TAREFAS A REALIZAR –
1. Indique se cada afirmação está de acordo com o texto sobre as etapas do circuito mundial de surf em Portugal. Responda sim ou não e cite as palavras do texto que o decidem. (a) A primeira divisão do circuito mundial passou por Portugal pela primeira vez em 1996. (b) A prova agendada para 2001 realizou-se sem problemas. (c) O Buondi Sintra Pro foi marcado para a Praia Grande.
2. Reproduza fielmente o trecho do texto sobre as etapas do circuito mundial de surf em Portugal, desde "A primeira vez" até "dias de hoje.".
3. Prossiga o texto sobre as etapas do circuito mundial de surf em Portugal a partir da última frase apresentada.

-------- TEXTO PARA LEITURA

Quando se fala em provas do Championship Tour da World Surf League em Portugal, normalmente é uma conversa sobre Peniche, ou Figueira da Foz, onde se realizaram as primeiras provas.
A primeira vez que a primeira divisão do circuito mundial passou no nosso país foi em 1996, quando se realizou o Coca Cola Figueira Pro. Esta (hoje) pouco falada surf town recebeu a elite do surf mundial 4 vezes, em 1996 e 97, 2000 e 2002. Em 2001 também estava agendada uma prova, mas a instabilidade resultante dos acontecimentos de 11 de Setembro fizeram com que a perna europeia fosse cancelada. O facto de no ano seguinte a prova não ter chegado ao fim na Figueira pode ter sido “machadada final” para acabar com a etapa portuguesa, que só voltaria em 2009, em Peniche, mantendo-se até aos dias de hoje.
Mas houve mais uma etapa, quase esquecida pela história do surf português, durante os “anos da Figueira”, o Buondi Sintra Pro. Realizada em 1997, o único ano com duas etapas do CT (na divisão masculina) em Portugal, a prova foi apontada para Setembro, na Praia Grande, semanas antes do tour seguir para a Figueira da Foz. Era uma daquelas etapas que tinha tudo para avançar sem grandes dificuldades mas… não! A Praia Grande é um dos surf spots mais consistentes da Europa, com pouquíssimos dias sem ondas durante todo o ano mas em Setembro de 1997 o oceano parecia estar em “modo boicote”. As ondas simplesmente não entravam na Praia Grande e nos primeiros dias apenas se realizaram uma mão cheia de heats na maré vazia e as perspectivas para o resto do período de espera não eram animadoras.

----------------
-------- LISTAGEM DE DADOS

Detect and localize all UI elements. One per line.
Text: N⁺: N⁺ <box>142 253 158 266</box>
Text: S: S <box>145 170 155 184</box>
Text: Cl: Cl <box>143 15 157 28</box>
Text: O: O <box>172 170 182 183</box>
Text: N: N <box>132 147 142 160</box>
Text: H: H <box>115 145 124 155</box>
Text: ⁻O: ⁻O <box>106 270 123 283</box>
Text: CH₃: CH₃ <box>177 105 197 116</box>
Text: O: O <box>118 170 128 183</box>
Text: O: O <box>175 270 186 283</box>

----------------

RESULTADOS DAS TAREFAS –
1.
(a) Sim: "A primeira vez que a primeira divisão do circuito mundial passou no nosso país foi em 1996"
(b) Não: "Em 2001 também estava agendada uma prova, mas a instabilidade resultante dos acontecimentos de 11 de Setembro fizeram com que a perna europeia fosse cancelada."
(c) Sim: "a prova foi apontada para Setembro, na Praia Grande"

2.
A primeira vez que a primeira divisão do circuito mundial passou no nosso país foi em 1996, quando se realizou o Coca Cola Figueira Pro. Esta (hoje) pouco falada surf town recebeu a elite do surf mundial 4 vezes, em 1996 e 97, 2000 e 2002. Em 2001 também estava agendada uma prova, mas a instabilidade resultante dos acontecimentos de 11 de Setembro fizeram com que a perna europeia fosse cancelada. O facto de no ano seguinte a prova não ter chegado ao fim na Figueira pode ter sido “machadada final” para acabar com a etapa portuguesa, que só voltaria em 2009, em Peniche, mantendo-se até aos dias de hoje.

3.
Nesta época o tour ainda era constituído por 44 surfistas e havia ainda espaço para quatro wildcards. Tiago Pires já era um dos grandes destaques do surf nacional mas nunca saberemos se seria convocado para esta etapa pois tinha compromissos anteriores para esta data, iria representar a selecção nacional na Irlanda como sénior, apesar de ainda ser júnior. Escolhidos para competir em Sintra foram então os campeões europeus de Sub16 e Sub18, David Luís e Ruben Gonzalez, Didier Piter, campeão do EPSA (circuito profissional europeu) e, curiosamente, Brad Gerlach, que estava a tentar fazer um comeback ao mais alto nível de competição, algo que não conseguiu concretizar.
De volta aos heats na Praia Grande, um dia, durante uma bateria com condições miseráveis, Chris Gallagher abordou Renato Hickel, a avisar que havia um spot um pouco mais a norte que estava a dar ondas boas durante todas as marés e no dia seguinte, organização, competidores e muito publico, desciam centenas de escadas para avançar com a prova na Praia da Aguda. Até aí esse pico era um secret spot, raramente surfado, mas os fundos estavam perfeitos e abdicou-se desse segredo.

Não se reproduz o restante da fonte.